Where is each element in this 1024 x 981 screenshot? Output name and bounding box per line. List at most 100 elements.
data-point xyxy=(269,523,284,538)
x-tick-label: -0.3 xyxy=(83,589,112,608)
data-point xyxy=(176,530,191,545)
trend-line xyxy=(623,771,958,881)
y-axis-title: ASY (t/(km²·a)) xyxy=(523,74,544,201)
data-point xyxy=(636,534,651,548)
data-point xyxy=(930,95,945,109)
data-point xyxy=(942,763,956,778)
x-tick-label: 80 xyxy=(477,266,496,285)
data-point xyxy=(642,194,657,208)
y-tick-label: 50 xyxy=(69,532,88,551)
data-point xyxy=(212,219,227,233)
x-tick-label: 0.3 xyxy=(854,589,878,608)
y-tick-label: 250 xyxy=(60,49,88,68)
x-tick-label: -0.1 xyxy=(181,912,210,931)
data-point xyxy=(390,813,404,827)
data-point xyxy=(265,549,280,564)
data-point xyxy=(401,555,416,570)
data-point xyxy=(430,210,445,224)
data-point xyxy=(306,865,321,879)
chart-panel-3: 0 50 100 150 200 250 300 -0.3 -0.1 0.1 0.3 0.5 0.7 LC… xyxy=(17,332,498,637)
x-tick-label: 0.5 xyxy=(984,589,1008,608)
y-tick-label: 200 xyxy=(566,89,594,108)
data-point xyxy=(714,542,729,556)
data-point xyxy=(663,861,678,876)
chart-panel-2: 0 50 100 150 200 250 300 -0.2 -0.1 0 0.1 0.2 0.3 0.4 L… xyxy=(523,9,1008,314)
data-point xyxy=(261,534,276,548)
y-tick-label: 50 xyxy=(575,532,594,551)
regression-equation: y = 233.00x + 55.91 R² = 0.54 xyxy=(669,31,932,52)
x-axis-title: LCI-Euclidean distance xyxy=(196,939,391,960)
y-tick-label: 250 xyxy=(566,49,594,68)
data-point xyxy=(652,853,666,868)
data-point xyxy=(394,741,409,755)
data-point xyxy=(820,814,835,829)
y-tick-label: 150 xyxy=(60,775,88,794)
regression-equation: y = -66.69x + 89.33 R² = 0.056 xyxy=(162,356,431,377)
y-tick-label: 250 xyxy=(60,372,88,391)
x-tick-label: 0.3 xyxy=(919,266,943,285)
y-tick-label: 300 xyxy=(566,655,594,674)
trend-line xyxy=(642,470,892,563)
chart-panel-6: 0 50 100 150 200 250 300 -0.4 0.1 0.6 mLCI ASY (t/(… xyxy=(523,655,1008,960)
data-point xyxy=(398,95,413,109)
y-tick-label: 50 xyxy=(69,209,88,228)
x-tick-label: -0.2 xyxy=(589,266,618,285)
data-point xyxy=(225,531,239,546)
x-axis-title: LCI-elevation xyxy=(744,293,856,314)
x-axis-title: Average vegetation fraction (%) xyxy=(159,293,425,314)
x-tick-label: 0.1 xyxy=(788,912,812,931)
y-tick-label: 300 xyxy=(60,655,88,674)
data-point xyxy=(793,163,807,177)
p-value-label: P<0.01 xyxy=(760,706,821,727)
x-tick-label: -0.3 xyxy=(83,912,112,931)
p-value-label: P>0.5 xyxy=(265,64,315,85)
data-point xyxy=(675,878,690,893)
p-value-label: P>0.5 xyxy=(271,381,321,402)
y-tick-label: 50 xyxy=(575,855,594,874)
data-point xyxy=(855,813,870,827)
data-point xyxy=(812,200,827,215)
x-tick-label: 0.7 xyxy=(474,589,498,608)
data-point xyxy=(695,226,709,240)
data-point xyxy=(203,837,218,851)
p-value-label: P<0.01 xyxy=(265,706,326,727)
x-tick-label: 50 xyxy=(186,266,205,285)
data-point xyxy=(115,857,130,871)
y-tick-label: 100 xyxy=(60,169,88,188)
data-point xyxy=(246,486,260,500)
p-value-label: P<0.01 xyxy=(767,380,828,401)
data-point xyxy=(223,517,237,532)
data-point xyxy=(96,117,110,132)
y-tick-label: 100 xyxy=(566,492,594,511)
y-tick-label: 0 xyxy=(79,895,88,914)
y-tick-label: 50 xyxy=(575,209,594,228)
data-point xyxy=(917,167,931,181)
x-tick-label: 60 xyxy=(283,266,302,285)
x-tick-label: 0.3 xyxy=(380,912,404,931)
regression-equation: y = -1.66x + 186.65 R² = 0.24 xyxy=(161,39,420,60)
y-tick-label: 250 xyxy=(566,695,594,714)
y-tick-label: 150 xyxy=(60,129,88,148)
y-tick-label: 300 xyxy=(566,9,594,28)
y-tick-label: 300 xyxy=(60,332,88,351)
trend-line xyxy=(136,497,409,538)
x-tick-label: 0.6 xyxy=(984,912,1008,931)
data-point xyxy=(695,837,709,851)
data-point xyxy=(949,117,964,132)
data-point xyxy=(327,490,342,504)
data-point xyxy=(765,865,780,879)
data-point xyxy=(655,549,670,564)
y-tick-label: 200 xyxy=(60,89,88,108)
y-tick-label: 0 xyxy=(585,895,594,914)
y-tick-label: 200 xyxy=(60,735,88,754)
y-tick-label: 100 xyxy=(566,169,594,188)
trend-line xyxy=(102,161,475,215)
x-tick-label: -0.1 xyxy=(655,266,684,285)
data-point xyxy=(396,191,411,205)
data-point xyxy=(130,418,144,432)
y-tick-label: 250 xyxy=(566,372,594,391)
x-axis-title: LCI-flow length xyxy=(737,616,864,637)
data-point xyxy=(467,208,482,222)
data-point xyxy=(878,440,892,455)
::::
- [Problem to solve]:
Retype every line of the data above word for word, leaving nothing out.

- [Complete answer]:
Where is each element in this 1024 x 981 screenshot? Output name and bounding box per line. List at most 100 elements.
data-point xyxy=(269,523,284,538)
x-tick-label: -0.3 xyxy=(83,589,112,608)
data-point xyxy=(176,530,191,545)
trend-line xyxy=(623,771,958,881)
y-axis-title: ASY (t/(km²·a)) xyxy=(523,74,544,201)
data-point xyxy=(636,534,651,548)
data-point xyxy=(930,95,945,109)
data-point xyxy=(942,763,956,778)
x-tick-label: 80 xyxy=(477,266,496,285)
data-point xyxy=(642,194,657,208)
y-tick-label: 50 xyxy=(69,532,88,551)
data-point xyxy=(212,219,227,233)
x-tick-label: 0.3 xyxy=(854,589,878,608)
y-tick-label: 250 xyxy=(60,49,88,68)
x-tick-label: -0.1 xyxy=(181,912,210,931)
data-point xyxy=(390,813,404,827)
data-point xyxy=(265,549,280,564)
data-point xyxy=(401,555,416,570)
data-point xyxy=(430,210,445,224)
data-point xyxy=(306,865,321,879)
chart-panel-3: 0 50 100 150 200 250 300 -0.3 -0.1 0.1 0.3 0.5 0.7 LC… xyxy=(17,332,498,637)
x-tick-label: 0.5 xyxy=(984,589,1008,608)
y-tick-label: 200 xyxy=(566,89,594,108)
data-point xyxy=(714,542,729,556)
data-point xyxy=(663,861,678,876)
chart-panel-2: 0 50 100 150 200 250 300 -0.2 -0.1 0 0.1 0.2 0.3 0.4 L… xyxy=(523,9,1008,314)
data-point xyxy=(261,534,276,548)
y-tick-label: 50 xyxy=(575,532,594,551)
regression-equation: y = 233.00x + 55.91 R² = 0.54 xyxy=(669,31,932,52)
x-axis-title: LCI-Euclidean distance xyxy=(196,939,391,960)
y-tick-label: 250 xyxy=(566,49,594,68)
data-point xyxy=(652,853,666,868)
data-point xyxy=(394,741,409,755)
data-point xyxy=(820,814,835,829)
y-tick-label: 150 xyxy=(60,775,88,794)
regression-equation: y = -66.69x + 89.33 R² = 0.056 xyxy=(162,356,431,377)
y-tick-label: 250 xyxy=(60,372,88,391)
x-tick-label: 0.3 xyxy=(919,266,943,285)
y-tick-label: 300 xyxy=(566,655,594,674)
trend-line xyxy=(642,470,892,563)
chart-panel-6: 0 50 100 150 200 250 300 -0.4 0.1 0.6 mLCI ASY (t/(… xyxy=(523,655,1008,960)
data-point xyxy=(398,95,413,109)
y-tick-label: 50 xyxy=(69,209,88,228)
x-tick-label: -0.2 xyxy=(589,266,618,285)
data-point xyxy=(225,531,239,546)
x-axis-title: LCI-elevation xyxy=(744,293,856,314)
x-axis-title: Average vegetation fraction (%) xyxy=(159,293,425,314)
x-tick-label: 0.1 xyxy=(788,912,812,931)
y-tick-label: 300 xyxy=(60,655,88,674)
data-point xyxy=(793,163,807,177)
p-value-label: P<0.01 xyxy=(760,706,821,727)
x-tick-label: -0.3 xyxy=(83,912,112,931)
p-value-label: P>0.5 xyxy=(265,64,315,85)
data-point xyxy=(675,878,690,893)
p-value-label: P>0.5 xyxy=(271,381,321,402)
y-tick-label: 50 xyxy=(575,855,594,874)
data-point xyxy=(855,813,870,827)
data-point xyxy=(812,200,827,215)
x-tick-label: 0.7 xyxy=(474,589,498,608)
data-point xyxy=(695,226,709,240)
data-point xyxy=(203,837,218,851)
p-value-label: P<0.01 xyxy=(265,706,326,727)
x-tick-label: 50 xyxy=(186,266,205,285)
data-point xyxy=(115,857,130,871)
y-tick-label: 100 xyxy=(60,169,88,188)
data-point xyxy=(246,486,260,500)
p-value-label: P<0.01 xyxy=(767,380,828,401)
data-point xyxy=(223,517,237,532)
data-point xyxy=(96,117,110,132)
y-tick-label: 100 xyxy=(566,492,594,511)
y-tick-label: 0 xyxy=(79,895,88,914)
y-tick-label: 50 xyxy=(575,209,594,228)
data-point xyxy=(917,167,931,181)
x-tick-label: 60 xyxy=(283,266,302,285)
x-tick-label: 0.3 xyxy=(380,912,404,931)
regression-equation: y = -1.66x + 186.65 R² = 0.24 xyxy=(161,39,420,60)
y-tick-label: 250 xyxy=(566,695,594,714)
y-tick-label: 150 xyxy=(60,129,88,148)
y-tick-label: 300 xyxy=(566,9,594,28)
y-tick-label: 300 xyxy=(60,332,88,351)
trend-line xyxy=(136,497,409,538)
x-tick-label: 0.6 xyxy=(984,912,1008,931)
data-point xyxy=(695,837,709,851)
data-point xyxy=(949,117,964,132)
data-point xyxy=(327,490,342,504)
data-point xyxy=(765,865,780,879)
data-point xyxy=(655,549,670,564)
y-tick-label: 200 xyxy=(60,89,88,108)
y-tick-label: 0 xyxy=(585,895,594,914)
y-tick-label: 200 xyxy=(60,735,88,754)
y-tick-label: 100 xyxy=(566,169,594,188)
trend-line xyxy=(102,161,475,215)
x-tick-label: -0.1 xyxy=(655,266,684,285)
data-point xyxy=(396,191,411,205)
data-point xyxy=(130,418,144,432)
y-tick-label: 250 xyxy=(566,372,594,391)
x-axis-title: LCI-flow length xyxy=(737,616,864,637)
data-point xyxy=(467,208,482,222)
data-point xyxy=(878,440,892,455)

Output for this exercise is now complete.